WHAT IS EXPECTED >> Give all the lines below again, exactly, with no pictures.

DATA >>
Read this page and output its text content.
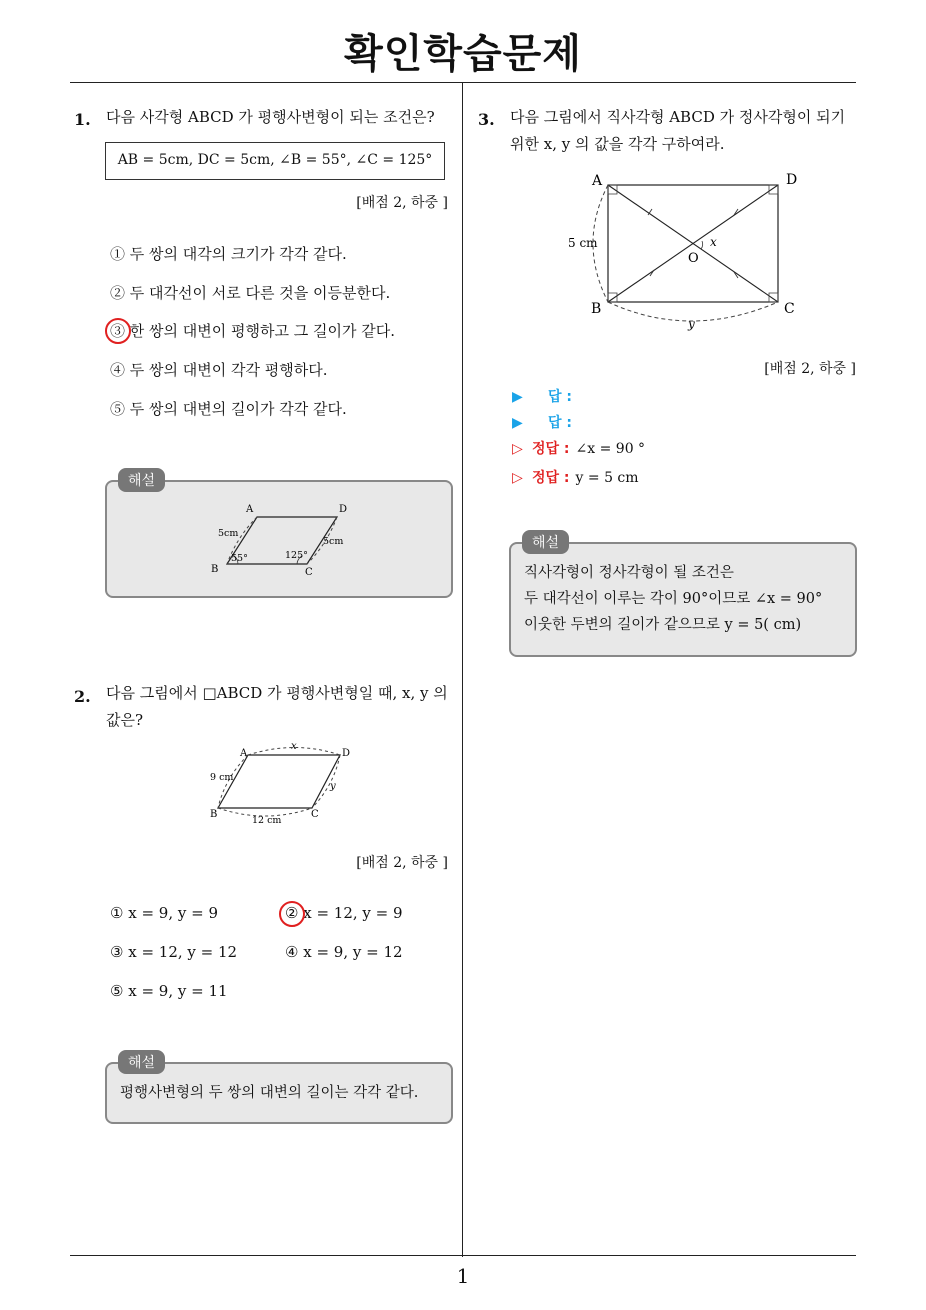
확인학습문제
1. 다음 사각형 ABCD 가 평행사변형이 되는 조건은?
AB = 5cm, DC = 5cm, ∠B = 55°, ∠C = 125°
[배점 2, 하중 ]
① 두 쌍의 대각의 크기가 각각 같다.
② 두 대각선이 서로 다른 것을 이등분한다.
③ 한 쌍의 대변이 평행하고 그 길이가 같다.
④ 두 쌍의 대변이 각각 평행하다.
⑤ 두 쌍의 대변의 길이가 각각 같다.
A	D
B	C
5cm
5cm
55°	125°
해설
2. 다음 그림에서 □ABCD 가 평행사변형일 때, x, y 의
값은?
A	D
B	C
x
y
9 cm
12 cm
[배점 2, 하중 ]
① x = 9, y = 9	② x = 12, y = 9
③ x = 12, y = 12	④ x = 9, y = 12
⑤ x = 9, y = 11
해설
평행사변형의 두 쌍의 대변의 길이는 각각 같다.
3. 다음 그림에서 직사각형 ABCD 가 정사각형이 되기
위한 x, y 의 값을 각각 구하여라.
A	D
B	C
O
x
y
5 cm
[배점 2, 하중 ]
▶ 답 :
▶ 답 :
▷ 정답 : ∠x = 90 °
▷ 정답 : y = 5 cm
해설
직사각형이 정사각형이 될 조건은
두 대각선이 이루는 각이 90°이므로 ∠x = 90°
이웃한 두변의 길이가 같으므로 y = 5( cm)
1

RESPONSE >>
Read this page and output its text content.
확인학습문제
1. 다음 사각형 ABCD 가 평행사변형이 되는 조건은?
AB = 5cm, DC = 5cm, ∠B = 55°, ∠C = 125°
[배점 2, 하중 ]
① 두 쌍의 대각의 크기가 각각 같다.
② 두 대각선이 서로 다른 것을 이등분한다.
③ 한 쌍의 대변이 평행하고 그 길이가 같다.
④ 두 쌍의 대변이 각각 평행하다.
⑤ 두 쌍의 대변의 길이가 각각 같다.
A	D
B	C
5cm
5cm
55°	125°
해설
2. 다음 그림에서 □ABCD 가 평행사변형일 때, x, y 의
값은?
A	D
B	C
x
y
9 cm
12 cm
[배점 2, 하중 ]
① x = 9, y = 9	② x = 12, y = 9
③ x = 12, y = 12	④ x = 9, y = 12
⑤ x = 9, y = 11
해설
평행사변형의 두 쌍의 대변의 길이는 각각 같다.
3. 다음 그림에서 직사각형 ABCD 가 정사각형이 되기
위한 x, y 의 값을 각각 구하여라.
A	D
B	C
O
x
y
5 cm
[배점 2, 하중 ]
▶ 답 :
▶ 답 :
▷ 정답 : ∠x = 90 °
▷ 정답 : y = 5 cm
해설
직사각형이 정사각형이 될 조건은
두 대각선이 이루는 각이 90°이므로 ∠x = 90°
이웃한 두변의 길이가 같으므로 y = 5( cm)
1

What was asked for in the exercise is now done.